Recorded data
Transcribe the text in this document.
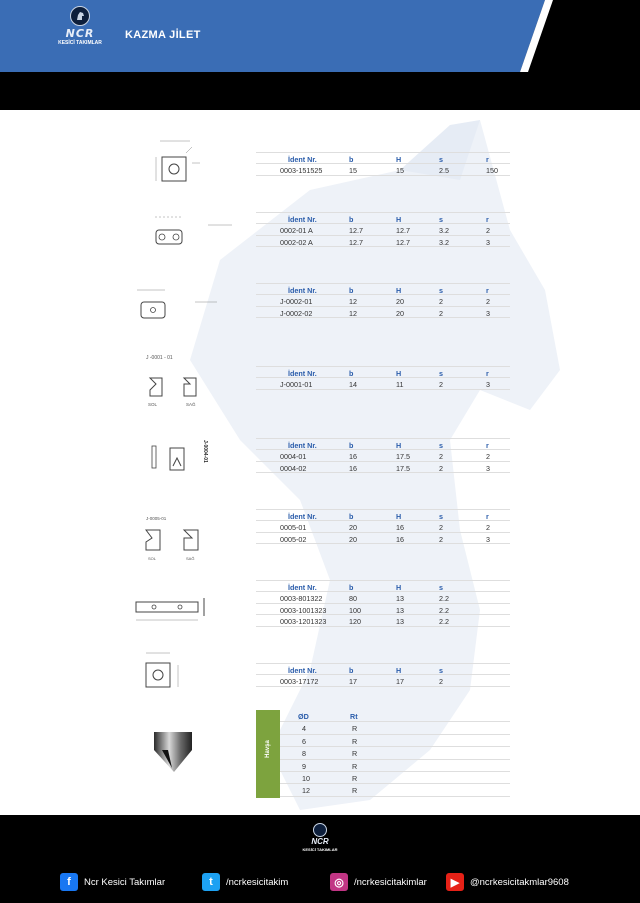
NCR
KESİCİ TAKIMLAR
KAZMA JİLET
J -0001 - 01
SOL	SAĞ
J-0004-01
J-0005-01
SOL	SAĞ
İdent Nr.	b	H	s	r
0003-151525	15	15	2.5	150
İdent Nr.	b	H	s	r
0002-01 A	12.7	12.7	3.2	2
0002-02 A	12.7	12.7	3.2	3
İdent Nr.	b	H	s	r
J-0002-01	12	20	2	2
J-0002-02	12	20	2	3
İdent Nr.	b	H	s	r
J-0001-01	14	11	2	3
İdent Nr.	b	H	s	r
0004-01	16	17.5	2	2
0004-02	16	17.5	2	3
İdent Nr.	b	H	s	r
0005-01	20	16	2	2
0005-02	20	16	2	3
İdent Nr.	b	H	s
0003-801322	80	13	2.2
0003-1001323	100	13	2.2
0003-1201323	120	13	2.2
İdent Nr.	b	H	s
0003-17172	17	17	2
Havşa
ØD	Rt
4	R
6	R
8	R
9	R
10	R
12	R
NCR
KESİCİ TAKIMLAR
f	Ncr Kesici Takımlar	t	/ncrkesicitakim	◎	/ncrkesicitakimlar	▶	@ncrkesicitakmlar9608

#### Exercise aim
Copy out the listing exactly as it stands, but not the pictures.

#### Exercise answer
Transcribe the text in this document.
NCR
KESİCİ TAKIMLAR
KAZMA JİLET
J -0001 - 01
SOL	SAĞ
J-0004-01
J-0005-01
SOL	SAĞ
İdent Nr.	b	H	s	r
0003-151525	15	15	2.5	150
İdent Nr.	b	H	s	r
0002-01 A	12.7	12.7	3.2	2
0002-02 A	12.7	12.7	3.2	3
İdent Nr.	b	H	s	r
J-0002-01	12	20	2	2
J-0002-02	12	20	2	3
İdent Nr.	b	H	s	r
J-0001-01	14	11	2	3
İdent Nr.	b	H	s	r
0004-01	16	17.5	2	2
0004-02	16	17.5	2	3
İdent Nr.	b	H	s	r
0005-01	20	16	2	2
0005-02	20	16	2	3
İdent Nr.	b	H	s
0003-801322	80	13	2.2
0003-1001323	100	13	2.2
0003-1201323	120	13	2.2
İdent Nr.	b	H	s
0003-17172	17	17	2
Havşa
ØD	Rt
4	R
6	R
8	R
9	R
10	R
12	R
NCR
KESİCİ TAKIMLAR
f	Ncr Kesici Takımlar	t	/ncrkesicitakim	◎	/ncrkesicitakimlar	▶	@ncrkesicitakmlar9608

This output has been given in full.